◆ **DIRECTIONS FOR THIS TASK**: Quote each of the entries below line for line, leaving out the pictures.

[Labeled region entries]
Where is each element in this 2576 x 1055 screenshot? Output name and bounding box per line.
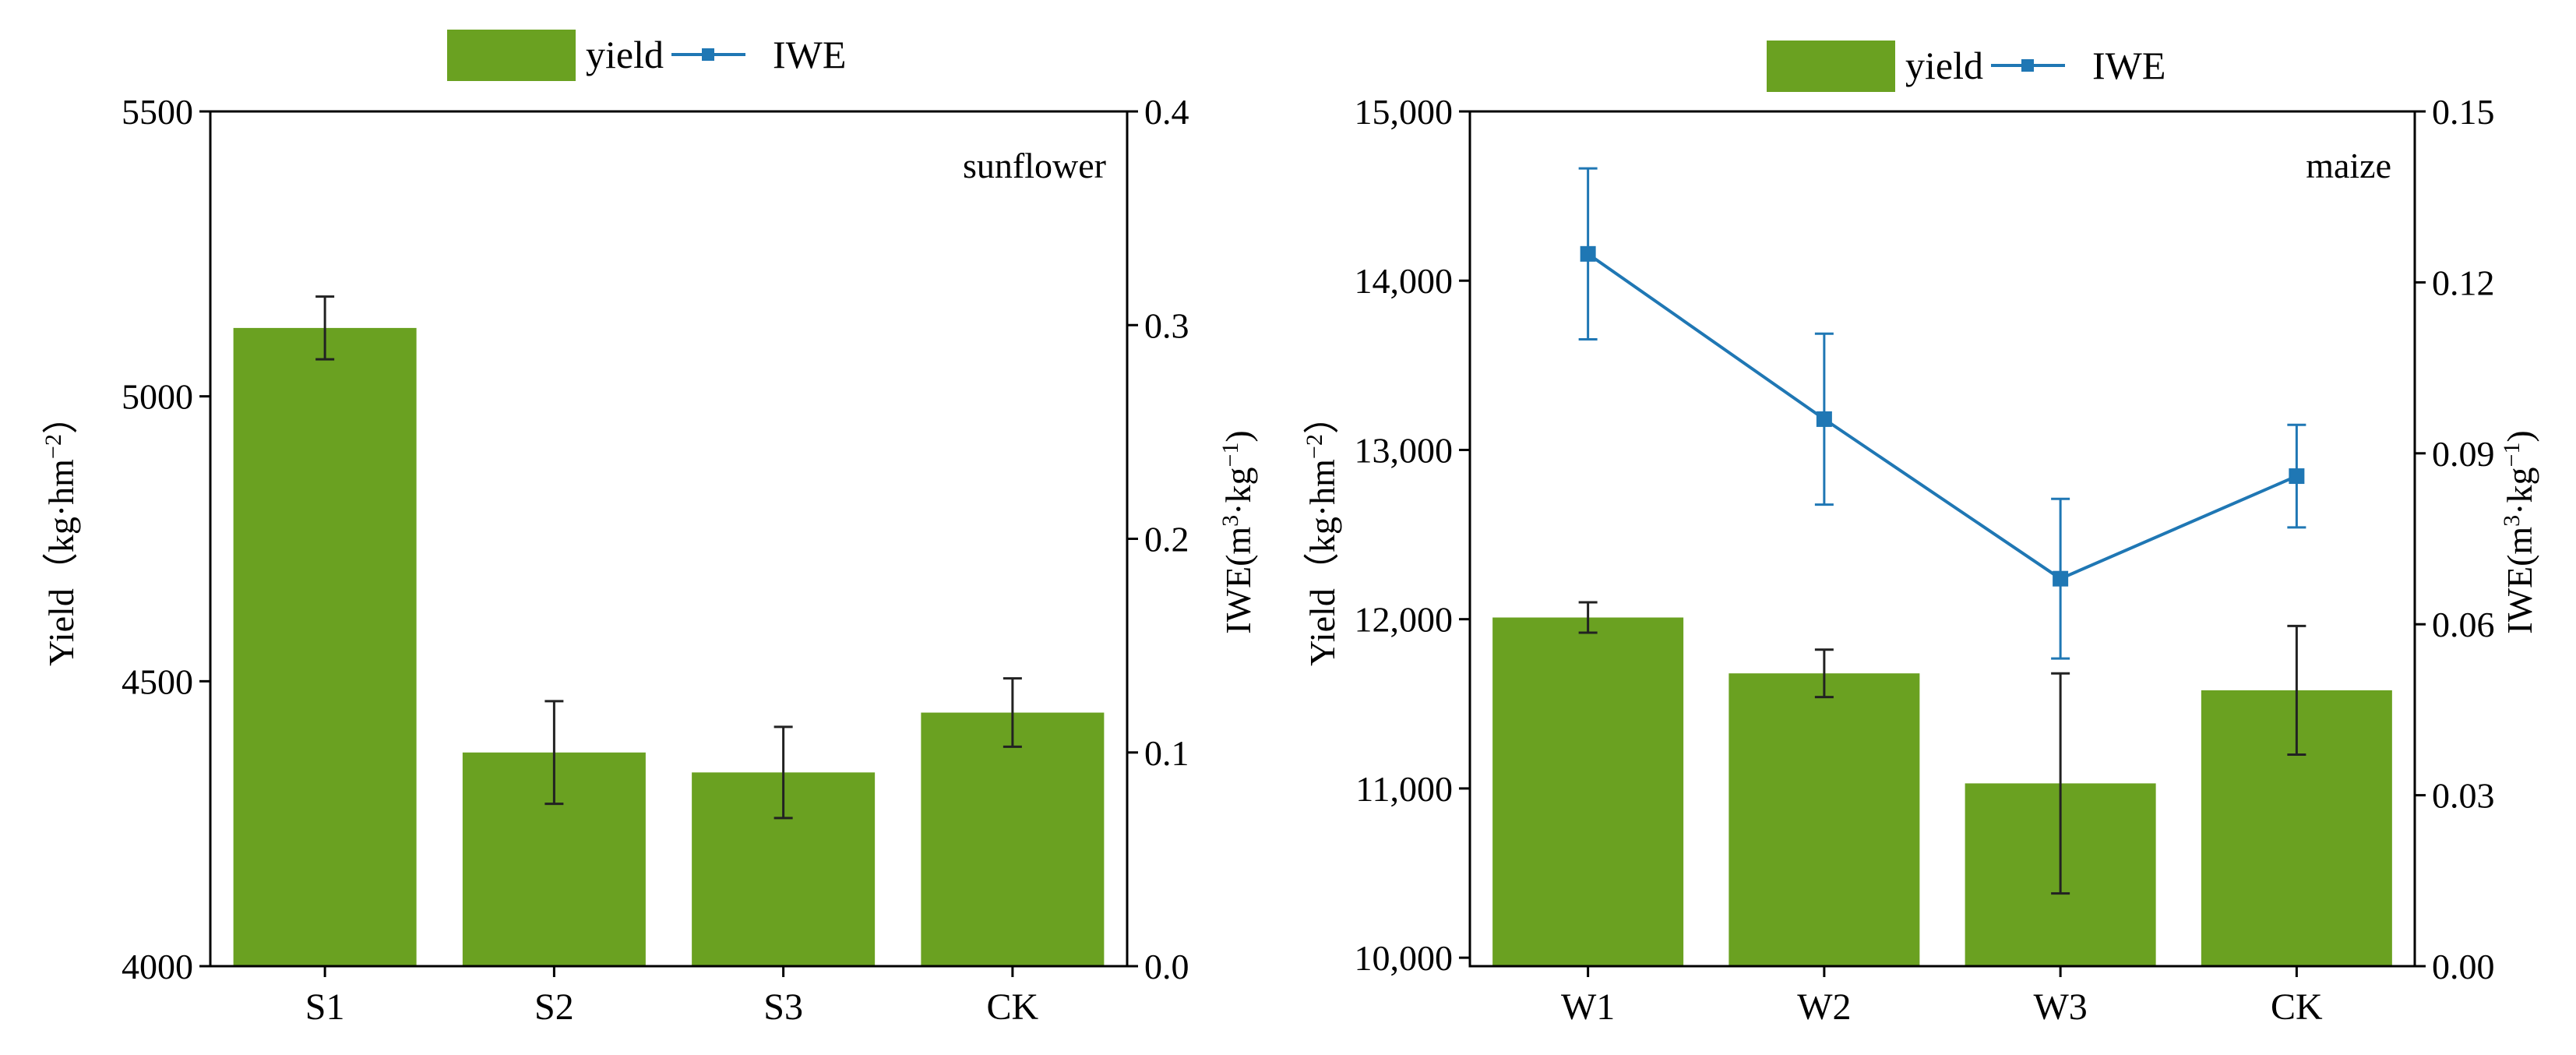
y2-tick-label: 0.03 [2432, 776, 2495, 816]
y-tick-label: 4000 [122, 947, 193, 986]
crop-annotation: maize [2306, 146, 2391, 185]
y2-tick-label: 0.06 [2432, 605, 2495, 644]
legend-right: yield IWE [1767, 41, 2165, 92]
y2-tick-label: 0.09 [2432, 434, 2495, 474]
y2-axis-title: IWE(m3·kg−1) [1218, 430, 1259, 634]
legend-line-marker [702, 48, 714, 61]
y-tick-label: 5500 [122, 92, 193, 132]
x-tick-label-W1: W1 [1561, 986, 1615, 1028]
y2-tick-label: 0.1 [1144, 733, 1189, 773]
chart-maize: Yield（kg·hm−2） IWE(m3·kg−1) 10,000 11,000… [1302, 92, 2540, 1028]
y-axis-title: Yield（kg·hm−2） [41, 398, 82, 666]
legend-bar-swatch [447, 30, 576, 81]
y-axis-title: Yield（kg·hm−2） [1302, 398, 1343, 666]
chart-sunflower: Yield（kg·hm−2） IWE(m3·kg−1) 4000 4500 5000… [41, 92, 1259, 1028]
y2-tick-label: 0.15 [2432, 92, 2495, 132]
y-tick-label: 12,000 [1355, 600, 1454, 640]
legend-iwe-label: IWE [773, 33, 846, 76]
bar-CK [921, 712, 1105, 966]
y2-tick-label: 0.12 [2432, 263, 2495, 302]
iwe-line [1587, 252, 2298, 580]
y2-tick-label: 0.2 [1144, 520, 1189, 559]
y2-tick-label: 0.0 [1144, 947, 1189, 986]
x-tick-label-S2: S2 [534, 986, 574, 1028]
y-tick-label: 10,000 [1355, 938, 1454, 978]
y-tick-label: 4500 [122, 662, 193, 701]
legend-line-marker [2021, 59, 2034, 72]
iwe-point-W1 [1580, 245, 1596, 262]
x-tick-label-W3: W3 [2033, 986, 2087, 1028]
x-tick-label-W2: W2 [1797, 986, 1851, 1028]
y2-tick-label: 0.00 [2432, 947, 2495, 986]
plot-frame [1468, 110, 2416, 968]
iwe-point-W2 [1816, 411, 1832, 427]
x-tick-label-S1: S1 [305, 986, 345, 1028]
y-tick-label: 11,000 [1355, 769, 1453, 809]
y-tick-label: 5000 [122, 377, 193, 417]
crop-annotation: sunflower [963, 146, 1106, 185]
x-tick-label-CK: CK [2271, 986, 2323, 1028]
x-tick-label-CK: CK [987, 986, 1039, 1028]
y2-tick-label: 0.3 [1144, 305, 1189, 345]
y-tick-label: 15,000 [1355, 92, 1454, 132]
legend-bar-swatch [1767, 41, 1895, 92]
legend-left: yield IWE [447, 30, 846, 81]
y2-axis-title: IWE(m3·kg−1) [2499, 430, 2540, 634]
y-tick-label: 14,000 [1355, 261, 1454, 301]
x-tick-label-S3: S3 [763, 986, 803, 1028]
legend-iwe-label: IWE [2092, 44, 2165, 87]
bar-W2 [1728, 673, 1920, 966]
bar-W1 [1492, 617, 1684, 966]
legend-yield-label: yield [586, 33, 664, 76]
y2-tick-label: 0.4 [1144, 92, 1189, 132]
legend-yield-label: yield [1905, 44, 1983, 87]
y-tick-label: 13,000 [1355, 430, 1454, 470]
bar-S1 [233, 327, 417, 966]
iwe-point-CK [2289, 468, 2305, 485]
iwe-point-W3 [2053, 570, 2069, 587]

◆ **COMPLETED TASK**:
Where is each element in this 2576 x 1055 screenshot? Output name and bounding box per line.
y2-tick-label: 0.03 [2432, 776, 2495, 816]
y-tick-label: 4000 [122, 947, 193, 986]
crop-annotation: maize [2306, 146, 2391, 185]
y2-tick-label: 0.06 [2432, 605, 2495, 644]
legend-right: yield IWE [1767, 41, 2165, 92]
y2-tick-label: 0.09 [2432, 434, 2495, 474]
y2-axis-title: IWE(m3·kg−1) [1218, 430, 1259, 634]
legend-line-marker [702, 48, 714, 61]
y-tick-label: 5500 [122, 92, 193, 132]
x-tick-label-W1: W1 [1561, 986, 1615, 1028]
y2-tick-label: 0.1 [1144, 733, 1189, 773]
chart-maize: Yield（kg·hm−2） IWE(m3·kg−1) 10,000 11,000… [1302, 92, 2540, 1028]
y-axis-title: Yield（kg·hm−2） [41, 398, 82, 666]
legend-bar-swatch [447, 30, 576, 81]
y-axis-title: Yield（kg·hm−2） [1302, 398, 1343, 666]
chart-sunflower: Yield（kg·hm−2） IWE(m3·kg−1) 4000 4500 5000… [41, 92, 1259, 1028]
y2-tick-label: 0.15 [2432, 92, 2495, 132]
y-tick-label: 12,000 [1355, 600, 1454, 640]
legend-iwe-label: IWE [773, 33, 846, 76]
bar-CK [921, 712, 1105, 966]
y2-tick-label: 0.12 [2432, 263, 2495, 302]
iwe-line [1587, 252, 2298, 580]
y2-tick-label: 0.2 [1144, 520, 1189, 559]
y2-tick-label: 0.0 [1144, 947, 1189, 986]
x-tick-label-S2: S2 [534, 986, 574, 1028]
y-tick-label: 10,000 [1355, 938, 1454, 978]
y-tick-label: 4500 [122, 662, 193, 701]
legend-line-marker [2021, 59, 2034, 72]
iwe-point-W1 [1580, 245, 1596, 262]
x-tick-label-W3: W3 [2033, 986, 2087, 1028]
x-tick-label-W2: W2 [1797, 986, 1851, 1028]
y2-tick-label: 0.00 [2432, 947, 2495, 986]
plot-frame [1468, 110, 2416, 968]
iwe-point-W2 [1816, 411, 1832, 427]
x-tick-label-S1: S1 [305, 986, 345, 1028]
y-tick-label: 11,000 [1355, 769, 1453, 809]
y-tick-label: 5000 [122, 377, 193, 417]
crop-annotation: sunflower [963, 146, 1106, 185]
x-tick-label-CK: CK [2271, 986, 2323, 1028]
x-tick-label-CK: CK [987, 986, 1039, 1028]
y2-tick-label: 0.3 [1144, 305, 1189, 345]
y-tick-label: 15,000 [1355, 92, 1454, 132]
legend-bar-swatch [1767, 41, 1895, 92]
legend-left: yield IWE [447, 30, 846, 81]
y2-axis-title: IWE(m3·kg−1) [2499, 430, 2540, 634]
y-tick-label: 14,000 [1355, 261, 1454, 301]
x-tick-label-S3: S3 [763, 986, 803, 1028]
legend-iwe-label: IWE [2092, 44, 2165, 87]
bar-W2 [1728, 673, 1920, 966]
bar-W1 [1492, 617, 1684, 966]
legend-yield-label: yield [586, 33, 664, 76]
y2-tick-label: 0.4 [1144, 92, 1189, 132]
legend-yield-label: yield [1905, 44, 1983, 87]
y-tick-label: 13,000 [1355, 430, 1454, 470]
bar-S1 [233, 327, 417, 966]
iwe-point-CK [2289, 468, 2305, 485]
iwe-point-W3 [2053, 570, 2069, 587]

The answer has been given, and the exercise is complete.